◆ Short exercise
Going through the material below, please gather all lines with the word "time" in them.

Records
┄┄┄┄┄┄┄┄┄┄┄┄┄┄┄┄┄┄┄┄

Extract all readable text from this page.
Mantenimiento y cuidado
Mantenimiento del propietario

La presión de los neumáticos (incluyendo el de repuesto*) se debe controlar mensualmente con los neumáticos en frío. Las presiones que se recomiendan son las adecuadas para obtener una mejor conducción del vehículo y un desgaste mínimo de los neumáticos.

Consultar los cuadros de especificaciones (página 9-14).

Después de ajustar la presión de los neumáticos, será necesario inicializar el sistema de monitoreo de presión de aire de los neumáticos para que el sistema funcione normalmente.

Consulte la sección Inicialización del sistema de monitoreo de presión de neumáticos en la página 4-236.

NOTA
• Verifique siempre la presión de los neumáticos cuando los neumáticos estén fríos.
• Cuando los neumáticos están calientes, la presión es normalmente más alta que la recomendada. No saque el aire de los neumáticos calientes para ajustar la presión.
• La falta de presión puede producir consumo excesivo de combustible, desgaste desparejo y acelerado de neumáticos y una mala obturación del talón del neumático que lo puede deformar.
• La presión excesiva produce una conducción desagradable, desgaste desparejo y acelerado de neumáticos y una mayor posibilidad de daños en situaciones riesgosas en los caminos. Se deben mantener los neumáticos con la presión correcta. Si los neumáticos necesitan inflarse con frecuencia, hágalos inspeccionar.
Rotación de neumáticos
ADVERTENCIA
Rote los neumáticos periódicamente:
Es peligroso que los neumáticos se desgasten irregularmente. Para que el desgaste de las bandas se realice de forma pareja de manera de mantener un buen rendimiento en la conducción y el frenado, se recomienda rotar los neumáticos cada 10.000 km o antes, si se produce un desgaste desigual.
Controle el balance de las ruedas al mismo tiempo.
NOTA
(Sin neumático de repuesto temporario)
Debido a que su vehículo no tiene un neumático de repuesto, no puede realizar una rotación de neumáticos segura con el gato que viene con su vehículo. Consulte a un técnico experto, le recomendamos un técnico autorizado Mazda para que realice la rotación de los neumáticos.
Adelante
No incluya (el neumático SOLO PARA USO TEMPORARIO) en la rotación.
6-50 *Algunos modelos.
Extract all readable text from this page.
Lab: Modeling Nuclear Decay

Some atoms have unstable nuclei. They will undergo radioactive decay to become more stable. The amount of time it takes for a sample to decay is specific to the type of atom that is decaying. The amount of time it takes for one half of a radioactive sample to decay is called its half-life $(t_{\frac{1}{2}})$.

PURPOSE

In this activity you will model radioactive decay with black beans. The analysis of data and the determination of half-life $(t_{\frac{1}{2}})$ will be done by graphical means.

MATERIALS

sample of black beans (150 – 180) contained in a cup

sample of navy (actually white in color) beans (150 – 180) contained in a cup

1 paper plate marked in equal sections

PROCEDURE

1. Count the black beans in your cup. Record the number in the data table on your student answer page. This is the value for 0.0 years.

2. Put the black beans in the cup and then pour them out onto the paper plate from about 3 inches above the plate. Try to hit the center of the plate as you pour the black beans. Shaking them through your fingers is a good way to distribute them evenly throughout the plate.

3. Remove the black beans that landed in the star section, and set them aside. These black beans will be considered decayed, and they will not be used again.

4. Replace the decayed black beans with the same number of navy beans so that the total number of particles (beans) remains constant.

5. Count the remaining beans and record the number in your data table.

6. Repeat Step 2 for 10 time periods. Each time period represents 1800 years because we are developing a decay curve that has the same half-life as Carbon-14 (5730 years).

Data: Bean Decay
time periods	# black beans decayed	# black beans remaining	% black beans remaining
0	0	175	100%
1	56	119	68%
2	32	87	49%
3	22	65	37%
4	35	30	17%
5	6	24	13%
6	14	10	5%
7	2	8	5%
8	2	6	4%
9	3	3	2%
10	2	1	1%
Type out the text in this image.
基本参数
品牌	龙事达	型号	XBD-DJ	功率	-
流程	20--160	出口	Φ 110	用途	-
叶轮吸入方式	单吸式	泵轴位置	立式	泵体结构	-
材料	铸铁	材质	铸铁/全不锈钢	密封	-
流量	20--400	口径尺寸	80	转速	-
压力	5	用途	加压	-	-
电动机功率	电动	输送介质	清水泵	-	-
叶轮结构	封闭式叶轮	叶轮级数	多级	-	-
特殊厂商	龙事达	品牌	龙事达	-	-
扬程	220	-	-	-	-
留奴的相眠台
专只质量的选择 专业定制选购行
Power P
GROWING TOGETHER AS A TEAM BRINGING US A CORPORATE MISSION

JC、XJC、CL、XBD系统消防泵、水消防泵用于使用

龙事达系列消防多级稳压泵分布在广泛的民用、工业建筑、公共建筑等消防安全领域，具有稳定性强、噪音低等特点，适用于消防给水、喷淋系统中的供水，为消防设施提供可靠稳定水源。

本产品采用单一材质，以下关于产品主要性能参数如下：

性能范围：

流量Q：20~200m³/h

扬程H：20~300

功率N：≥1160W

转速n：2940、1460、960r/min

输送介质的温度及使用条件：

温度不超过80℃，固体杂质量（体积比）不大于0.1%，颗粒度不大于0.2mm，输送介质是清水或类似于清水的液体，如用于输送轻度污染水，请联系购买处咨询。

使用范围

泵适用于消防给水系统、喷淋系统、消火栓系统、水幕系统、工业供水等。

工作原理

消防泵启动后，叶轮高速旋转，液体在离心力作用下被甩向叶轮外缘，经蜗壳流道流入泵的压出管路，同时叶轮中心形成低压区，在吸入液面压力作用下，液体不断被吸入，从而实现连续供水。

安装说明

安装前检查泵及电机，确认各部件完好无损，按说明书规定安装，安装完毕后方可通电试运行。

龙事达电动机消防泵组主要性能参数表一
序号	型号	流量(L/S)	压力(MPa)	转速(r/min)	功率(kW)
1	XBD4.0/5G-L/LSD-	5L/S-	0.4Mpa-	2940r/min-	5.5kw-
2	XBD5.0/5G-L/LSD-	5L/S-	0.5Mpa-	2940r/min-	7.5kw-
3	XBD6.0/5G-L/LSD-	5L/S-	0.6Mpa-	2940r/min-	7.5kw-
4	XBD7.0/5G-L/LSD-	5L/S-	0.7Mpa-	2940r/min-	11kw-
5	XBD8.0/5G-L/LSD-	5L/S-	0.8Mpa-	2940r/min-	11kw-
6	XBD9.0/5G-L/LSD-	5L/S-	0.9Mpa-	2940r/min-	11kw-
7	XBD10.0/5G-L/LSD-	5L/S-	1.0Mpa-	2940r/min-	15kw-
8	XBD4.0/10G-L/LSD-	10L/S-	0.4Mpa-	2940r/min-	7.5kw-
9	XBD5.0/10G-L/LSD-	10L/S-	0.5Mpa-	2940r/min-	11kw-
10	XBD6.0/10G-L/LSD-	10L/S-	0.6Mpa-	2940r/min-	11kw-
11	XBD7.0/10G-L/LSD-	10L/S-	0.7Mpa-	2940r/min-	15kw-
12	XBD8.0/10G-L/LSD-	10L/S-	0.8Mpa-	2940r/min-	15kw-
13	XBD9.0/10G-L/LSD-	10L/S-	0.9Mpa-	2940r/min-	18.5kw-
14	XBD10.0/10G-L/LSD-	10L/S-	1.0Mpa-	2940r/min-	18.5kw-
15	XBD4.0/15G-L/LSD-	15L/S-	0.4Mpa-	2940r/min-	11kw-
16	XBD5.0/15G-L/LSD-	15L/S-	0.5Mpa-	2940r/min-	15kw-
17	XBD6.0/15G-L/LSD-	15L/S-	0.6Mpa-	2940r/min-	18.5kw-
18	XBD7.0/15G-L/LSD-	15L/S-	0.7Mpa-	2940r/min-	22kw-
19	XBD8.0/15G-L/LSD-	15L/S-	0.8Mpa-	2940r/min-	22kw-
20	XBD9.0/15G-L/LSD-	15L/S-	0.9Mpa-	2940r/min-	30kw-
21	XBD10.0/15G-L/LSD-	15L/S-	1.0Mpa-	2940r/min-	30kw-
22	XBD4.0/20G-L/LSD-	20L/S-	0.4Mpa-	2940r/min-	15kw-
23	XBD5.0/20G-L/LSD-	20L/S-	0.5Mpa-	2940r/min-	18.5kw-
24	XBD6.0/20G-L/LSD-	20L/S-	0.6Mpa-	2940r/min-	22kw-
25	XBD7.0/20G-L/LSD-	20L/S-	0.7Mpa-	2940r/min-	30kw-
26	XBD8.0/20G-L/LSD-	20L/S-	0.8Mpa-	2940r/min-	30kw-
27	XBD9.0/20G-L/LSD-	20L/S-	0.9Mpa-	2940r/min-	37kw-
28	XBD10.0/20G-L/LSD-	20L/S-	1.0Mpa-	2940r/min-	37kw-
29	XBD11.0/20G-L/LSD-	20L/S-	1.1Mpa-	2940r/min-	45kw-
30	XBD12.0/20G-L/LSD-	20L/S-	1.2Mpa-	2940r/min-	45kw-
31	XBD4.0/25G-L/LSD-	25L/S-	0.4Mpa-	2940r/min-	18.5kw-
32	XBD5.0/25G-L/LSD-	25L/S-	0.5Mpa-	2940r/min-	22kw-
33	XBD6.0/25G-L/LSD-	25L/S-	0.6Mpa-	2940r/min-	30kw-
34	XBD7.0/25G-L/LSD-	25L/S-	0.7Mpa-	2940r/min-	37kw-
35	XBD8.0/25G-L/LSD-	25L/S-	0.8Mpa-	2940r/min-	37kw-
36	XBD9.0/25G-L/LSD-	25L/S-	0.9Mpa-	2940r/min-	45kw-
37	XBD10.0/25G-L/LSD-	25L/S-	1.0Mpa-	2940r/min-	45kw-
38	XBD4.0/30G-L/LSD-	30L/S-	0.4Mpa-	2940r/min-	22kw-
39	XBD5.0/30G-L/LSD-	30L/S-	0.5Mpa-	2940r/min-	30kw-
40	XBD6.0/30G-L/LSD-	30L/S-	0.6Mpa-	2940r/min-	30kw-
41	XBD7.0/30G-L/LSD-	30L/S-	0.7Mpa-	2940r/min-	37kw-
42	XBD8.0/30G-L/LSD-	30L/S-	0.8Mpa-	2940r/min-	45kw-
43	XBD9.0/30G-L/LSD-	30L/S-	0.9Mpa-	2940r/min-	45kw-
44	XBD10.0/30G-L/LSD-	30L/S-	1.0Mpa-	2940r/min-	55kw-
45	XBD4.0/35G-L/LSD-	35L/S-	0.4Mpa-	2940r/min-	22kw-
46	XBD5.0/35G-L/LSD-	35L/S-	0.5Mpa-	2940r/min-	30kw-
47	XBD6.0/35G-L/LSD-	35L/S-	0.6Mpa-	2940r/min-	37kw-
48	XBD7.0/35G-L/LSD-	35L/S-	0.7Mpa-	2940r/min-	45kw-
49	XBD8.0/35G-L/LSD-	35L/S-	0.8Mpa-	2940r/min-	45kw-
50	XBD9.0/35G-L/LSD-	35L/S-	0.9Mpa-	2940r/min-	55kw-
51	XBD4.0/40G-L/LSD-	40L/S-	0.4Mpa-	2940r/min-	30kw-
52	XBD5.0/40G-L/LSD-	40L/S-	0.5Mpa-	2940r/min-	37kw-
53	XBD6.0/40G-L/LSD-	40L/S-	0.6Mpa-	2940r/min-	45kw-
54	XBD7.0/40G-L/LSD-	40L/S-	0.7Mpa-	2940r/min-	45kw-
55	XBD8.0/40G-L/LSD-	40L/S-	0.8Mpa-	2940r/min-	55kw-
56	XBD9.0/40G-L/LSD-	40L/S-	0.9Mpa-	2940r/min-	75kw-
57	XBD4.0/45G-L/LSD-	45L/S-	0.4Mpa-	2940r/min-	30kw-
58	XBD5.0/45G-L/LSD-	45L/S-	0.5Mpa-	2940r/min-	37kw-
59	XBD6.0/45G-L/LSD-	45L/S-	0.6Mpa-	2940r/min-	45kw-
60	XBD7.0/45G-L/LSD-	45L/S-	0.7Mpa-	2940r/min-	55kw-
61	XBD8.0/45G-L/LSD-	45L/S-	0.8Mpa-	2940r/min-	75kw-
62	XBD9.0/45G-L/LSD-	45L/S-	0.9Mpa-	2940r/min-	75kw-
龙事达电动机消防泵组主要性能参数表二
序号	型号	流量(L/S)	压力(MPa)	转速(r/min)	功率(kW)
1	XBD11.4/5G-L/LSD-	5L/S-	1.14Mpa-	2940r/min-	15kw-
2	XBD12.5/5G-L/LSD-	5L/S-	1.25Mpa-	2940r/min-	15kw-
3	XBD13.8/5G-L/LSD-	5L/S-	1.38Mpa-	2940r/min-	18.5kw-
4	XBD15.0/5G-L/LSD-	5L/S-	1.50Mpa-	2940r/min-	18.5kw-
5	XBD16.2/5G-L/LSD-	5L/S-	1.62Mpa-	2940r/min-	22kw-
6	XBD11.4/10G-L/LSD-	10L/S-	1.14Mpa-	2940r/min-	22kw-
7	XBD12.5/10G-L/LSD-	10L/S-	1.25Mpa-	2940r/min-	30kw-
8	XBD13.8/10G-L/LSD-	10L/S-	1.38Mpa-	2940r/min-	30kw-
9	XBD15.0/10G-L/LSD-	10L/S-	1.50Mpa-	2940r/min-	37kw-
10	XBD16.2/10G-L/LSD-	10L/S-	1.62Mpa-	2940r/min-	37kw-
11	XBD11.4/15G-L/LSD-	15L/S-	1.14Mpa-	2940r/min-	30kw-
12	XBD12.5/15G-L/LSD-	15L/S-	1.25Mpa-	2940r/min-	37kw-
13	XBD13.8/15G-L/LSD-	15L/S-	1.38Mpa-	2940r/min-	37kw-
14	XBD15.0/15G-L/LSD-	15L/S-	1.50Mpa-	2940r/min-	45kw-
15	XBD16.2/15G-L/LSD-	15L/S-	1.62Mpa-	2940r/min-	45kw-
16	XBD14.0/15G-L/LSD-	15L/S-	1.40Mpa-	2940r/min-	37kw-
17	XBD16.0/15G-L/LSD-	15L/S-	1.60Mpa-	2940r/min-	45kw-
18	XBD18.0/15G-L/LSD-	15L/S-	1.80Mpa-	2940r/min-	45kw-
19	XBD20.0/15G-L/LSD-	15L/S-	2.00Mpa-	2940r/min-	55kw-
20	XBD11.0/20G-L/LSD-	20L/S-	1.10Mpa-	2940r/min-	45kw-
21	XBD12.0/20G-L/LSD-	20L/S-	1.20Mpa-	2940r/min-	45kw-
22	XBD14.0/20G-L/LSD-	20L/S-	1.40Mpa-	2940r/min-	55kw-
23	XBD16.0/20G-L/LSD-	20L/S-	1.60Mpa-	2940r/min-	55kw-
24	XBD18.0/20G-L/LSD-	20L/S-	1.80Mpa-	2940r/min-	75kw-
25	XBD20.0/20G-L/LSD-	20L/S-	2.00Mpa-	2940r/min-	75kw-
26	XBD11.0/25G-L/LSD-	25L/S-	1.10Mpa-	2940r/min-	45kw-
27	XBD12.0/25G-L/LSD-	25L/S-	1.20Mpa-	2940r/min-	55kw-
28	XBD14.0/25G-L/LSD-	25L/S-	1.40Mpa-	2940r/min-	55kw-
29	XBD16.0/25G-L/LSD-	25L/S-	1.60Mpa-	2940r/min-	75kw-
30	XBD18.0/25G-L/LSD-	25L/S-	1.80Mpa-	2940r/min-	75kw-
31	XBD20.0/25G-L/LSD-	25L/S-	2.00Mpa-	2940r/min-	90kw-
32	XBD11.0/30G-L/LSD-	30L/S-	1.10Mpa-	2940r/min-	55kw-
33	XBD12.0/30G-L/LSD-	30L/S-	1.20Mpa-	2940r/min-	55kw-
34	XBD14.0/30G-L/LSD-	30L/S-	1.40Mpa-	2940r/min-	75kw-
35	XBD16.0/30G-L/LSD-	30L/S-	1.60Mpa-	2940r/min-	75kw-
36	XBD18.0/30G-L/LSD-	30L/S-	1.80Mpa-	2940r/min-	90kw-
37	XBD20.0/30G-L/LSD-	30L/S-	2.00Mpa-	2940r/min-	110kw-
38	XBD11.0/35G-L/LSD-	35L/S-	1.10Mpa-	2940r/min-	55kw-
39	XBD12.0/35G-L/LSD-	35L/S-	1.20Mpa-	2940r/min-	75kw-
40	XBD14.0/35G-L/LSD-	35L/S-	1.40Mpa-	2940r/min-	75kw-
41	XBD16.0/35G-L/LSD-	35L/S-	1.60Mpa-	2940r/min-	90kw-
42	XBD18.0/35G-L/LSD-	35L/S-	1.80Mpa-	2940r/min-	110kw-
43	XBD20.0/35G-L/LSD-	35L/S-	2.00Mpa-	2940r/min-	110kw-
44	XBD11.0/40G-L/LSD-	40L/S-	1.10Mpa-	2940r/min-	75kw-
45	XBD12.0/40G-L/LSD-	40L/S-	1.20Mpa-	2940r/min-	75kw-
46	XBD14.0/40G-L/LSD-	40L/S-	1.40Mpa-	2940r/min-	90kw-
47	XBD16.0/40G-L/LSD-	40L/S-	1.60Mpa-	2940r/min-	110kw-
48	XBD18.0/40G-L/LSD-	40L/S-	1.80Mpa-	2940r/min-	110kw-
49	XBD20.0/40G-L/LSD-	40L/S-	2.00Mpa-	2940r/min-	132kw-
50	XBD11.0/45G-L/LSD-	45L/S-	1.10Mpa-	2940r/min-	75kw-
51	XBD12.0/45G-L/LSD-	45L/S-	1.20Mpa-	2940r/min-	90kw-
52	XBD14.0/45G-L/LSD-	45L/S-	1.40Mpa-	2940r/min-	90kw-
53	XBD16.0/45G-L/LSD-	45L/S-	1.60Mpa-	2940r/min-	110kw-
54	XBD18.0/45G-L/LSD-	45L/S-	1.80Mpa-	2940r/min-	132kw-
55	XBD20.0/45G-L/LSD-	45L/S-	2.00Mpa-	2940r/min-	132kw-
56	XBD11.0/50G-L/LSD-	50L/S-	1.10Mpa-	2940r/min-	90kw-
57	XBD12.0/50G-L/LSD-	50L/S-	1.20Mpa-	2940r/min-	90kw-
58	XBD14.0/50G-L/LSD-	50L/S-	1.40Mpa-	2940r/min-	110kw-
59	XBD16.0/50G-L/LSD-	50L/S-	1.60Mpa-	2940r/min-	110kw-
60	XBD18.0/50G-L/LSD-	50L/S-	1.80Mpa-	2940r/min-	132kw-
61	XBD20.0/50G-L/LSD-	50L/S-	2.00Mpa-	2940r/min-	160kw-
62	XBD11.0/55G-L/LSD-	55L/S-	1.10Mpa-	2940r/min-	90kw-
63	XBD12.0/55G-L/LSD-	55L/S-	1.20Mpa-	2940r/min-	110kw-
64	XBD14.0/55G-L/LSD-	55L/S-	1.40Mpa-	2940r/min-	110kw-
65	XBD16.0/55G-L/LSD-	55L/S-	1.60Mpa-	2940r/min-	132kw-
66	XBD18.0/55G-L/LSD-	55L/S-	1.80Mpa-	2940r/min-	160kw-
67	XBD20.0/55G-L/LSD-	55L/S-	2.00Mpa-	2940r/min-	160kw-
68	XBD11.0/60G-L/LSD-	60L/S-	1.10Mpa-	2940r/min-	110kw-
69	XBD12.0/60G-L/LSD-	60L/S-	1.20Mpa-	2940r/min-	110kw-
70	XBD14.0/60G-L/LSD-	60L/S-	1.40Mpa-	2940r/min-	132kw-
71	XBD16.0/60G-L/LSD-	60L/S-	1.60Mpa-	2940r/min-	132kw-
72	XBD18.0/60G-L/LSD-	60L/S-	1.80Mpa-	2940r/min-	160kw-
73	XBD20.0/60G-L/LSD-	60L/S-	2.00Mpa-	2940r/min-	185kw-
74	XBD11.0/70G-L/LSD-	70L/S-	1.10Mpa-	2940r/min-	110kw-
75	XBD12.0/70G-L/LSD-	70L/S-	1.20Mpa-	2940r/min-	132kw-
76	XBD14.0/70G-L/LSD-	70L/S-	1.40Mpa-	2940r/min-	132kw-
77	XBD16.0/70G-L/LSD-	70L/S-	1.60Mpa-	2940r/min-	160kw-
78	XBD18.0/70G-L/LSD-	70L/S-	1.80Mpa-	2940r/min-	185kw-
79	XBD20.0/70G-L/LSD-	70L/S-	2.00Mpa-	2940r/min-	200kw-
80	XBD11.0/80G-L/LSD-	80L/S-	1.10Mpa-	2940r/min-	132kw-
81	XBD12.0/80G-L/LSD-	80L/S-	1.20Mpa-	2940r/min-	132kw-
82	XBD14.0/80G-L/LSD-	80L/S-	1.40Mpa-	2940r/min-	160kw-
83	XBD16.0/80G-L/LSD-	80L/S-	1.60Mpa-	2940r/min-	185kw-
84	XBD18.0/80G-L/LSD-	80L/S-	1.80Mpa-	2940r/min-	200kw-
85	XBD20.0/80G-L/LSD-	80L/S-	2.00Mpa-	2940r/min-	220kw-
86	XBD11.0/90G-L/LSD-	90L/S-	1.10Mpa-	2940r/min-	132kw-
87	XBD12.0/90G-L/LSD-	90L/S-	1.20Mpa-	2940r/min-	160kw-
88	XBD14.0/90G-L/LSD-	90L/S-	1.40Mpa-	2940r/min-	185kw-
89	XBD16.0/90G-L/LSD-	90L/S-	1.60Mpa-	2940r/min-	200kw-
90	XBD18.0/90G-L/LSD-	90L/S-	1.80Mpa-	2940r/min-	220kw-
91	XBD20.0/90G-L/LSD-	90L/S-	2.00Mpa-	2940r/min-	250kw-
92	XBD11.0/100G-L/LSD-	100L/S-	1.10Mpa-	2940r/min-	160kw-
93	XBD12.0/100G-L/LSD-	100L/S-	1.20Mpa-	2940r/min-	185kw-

┄┄┄┄┄┄┄┄┄┄┄┄┄┄┄┄┄┄┄┄

◆ Output
Some atoms have unstable nuclei. They will undergo radioactive decay to become more stable. The amount of time it takes for a sample to decay is specific to the type of atom that is decaying. The amount of time it takes for one half of a radioactive sample to decay is called its half-life $(t_{\frac{1}{2}})$.
6. Repeat Step 2 for 10 time periods. Each time period represents 1800 years because we are developing a decay curve that has the same half-life as Carbon-14 (5730 years).
time periods	# black beans decayed	# black beans remaining	% black beans remaining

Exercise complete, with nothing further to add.